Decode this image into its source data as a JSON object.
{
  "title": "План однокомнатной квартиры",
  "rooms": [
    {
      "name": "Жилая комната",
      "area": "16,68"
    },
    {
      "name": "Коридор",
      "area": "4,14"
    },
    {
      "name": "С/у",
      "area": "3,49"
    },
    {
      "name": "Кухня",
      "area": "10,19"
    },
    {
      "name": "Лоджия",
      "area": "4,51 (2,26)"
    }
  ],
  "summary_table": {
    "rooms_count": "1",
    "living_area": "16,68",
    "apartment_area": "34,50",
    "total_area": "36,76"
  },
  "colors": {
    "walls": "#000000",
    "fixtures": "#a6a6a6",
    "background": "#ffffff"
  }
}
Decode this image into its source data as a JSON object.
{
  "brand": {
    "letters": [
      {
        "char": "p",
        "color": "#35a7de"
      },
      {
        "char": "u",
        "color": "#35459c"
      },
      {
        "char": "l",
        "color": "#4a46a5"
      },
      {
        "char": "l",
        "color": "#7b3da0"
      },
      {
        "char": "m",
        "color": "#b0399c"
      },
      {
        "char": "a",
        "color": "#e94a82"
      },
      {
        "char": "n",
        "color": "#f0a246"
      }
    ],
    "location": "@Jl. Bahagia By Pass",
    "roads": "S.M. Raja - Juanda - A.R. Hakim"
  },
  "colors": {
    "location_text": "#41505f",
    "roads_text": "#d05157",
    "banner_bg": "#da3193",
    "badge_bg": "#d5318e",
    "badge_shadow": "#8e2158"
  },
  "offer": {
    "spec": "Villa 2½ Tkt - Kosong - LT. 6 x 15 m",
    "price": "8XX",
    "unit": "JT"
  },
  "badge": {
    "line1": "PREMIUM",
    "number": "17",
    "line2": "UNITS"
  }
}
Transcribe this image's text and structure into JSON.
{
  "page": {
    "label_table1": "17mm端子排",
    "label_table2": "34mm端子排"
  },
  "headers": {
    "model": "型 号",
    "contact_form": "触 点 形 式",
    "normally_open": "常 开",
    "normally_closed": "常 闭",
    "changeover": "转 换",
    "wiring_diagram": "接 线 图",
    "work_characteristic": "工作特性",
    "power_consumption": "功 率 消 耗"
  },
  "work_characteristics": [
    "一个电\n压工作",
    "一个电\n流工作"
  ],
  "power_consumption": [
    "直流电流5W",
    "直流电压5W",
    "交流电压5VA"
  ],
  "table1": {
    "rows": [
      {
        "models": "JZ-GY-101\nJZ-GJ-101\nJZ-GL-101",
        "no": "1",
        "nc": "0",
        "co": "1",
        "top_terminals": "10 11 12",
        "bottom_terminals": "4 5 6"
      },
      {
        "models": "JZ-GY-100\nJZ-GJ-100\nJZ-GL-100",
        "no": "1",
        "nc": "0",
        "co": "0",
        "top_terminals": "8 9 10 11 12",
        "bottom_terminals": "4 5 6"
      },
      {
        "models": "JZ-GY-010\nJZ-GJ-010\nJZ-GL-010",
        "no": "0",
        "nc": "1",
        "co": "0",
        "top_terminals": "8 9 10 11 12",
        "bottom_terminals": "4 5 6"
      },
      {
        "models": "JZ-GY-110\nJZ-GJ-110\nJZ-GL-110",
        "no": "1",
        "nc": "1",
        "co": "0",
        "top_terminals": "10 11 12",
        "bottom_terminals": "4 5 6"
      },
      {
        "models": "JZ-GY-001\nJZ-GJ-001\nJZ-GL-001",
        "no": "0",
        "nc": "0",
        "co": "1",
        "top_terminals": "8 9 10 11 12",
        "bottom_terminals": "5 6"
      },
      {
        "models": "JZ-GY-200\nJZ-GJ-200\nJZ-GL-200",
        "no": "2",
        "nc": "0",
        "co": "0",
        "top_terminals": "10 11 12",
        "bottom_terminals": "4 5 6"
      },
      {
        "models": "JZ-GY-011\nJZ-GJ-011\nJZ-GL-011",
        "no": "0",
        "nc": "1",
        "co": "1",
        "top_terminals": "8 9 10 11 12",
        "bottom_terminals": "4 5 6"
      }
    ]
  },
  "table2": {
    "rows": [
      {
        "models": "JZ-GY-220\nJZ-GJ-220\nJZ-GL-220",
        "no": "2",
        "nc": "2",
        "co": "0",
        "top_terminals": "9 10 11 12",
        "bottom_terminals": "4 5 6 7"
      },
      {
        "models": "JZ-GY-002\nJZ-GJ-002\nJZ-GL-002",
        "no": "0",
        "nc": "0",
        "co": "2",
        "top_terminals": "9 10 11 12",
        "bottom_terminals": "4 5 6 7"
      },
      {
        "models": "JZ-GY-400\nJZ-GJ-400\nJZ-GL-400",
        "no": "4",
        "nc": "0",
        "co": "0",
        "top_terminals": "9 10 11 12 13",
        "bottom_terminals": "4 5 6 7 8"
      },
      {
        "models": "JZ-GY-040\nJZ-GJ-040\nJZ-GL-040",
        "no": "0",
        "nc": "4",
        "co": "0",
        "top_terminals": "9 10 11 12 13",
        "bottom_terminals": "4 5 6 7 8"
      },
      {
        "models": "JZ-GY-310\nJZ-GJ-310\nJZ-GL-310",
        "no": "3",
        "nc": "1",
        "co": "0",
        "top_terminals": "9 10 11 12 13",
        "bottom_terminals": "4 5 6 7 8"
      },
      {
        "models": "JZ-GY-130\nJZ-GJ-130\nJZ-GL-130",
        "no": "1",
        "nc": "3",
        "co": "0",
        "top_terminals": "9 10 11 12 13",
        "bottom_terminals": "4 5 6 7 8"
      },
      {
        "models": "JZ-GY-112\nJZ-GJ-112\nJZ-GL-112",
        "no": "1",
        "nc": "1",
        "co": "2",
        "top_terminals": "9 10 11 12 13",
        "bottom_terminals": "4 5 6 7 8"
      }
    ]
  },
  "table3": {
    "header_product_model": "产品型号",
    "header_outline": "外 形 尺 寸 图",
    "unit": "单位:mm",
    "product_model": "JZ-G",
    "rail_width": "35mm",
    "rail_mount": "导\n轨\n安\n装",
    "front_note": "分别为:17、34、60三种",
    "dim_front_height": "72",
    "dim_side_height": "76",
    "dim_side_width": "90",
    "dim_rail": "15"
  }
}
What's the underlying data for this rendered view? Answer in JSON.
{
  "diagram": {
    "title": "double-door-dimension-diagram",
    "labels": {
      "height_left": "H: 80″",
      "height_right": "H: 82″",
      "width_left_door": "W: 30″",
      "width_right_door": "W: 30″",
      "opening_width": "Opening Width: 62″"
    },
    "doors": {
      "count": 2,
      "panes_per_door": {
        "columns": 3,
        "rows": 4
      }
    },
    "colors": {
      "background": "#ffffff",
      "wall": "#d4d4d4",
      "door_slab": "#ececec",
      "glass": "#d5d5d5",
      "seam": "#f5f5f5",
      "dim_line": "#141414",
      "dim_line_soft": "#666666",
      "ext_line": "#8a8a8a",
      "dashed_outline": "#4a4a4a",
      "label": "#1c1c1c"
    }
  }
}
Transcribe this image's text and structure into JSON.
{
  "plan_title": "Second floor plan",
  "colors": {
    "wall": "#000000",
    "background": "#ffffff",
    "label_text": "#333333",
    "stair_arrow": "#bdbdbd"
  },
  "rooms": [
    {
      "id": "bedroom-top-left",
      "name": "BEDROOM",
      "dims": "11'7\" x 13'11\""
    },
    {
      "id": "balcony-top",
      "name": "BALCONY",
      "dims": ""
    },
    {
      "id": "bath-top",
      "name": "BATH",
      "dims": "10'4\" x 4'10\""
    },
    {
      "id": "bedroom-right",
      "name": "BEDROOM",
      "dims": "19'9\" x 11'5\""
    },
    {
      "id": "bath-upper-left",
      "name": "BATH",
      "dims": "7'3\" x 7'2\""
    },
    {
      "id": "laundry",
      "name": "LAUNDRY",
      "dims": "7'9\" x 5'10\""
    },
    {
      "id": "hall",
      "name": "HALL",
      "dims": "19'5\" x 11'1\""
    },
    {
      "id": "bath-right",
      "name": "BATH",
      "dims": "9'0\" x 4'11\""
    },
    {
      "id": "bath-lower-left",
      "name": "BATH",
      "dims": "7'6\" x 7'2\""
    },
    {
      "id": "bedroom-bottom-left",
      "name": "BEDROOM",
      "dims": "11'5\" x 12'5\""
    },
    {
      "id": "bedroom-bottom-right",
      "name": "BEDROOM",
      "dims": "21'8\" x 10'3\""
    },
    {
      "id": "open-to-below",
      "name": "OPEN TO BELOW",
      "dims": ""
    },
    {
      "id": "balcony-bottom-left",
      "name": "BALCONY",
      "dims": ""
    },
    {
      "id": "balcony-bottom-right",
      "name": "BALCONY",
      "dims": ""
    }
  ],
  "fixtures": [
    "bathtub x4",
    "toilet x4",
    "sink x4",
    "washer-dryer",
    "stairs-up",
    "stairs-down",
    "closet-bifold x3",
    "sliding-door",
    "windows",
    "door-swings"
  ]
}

• • • • •

_Exercise instructions_
Your answer should be a single number: how many lines in the data above include "ffffff"?

_Answer to this task_
3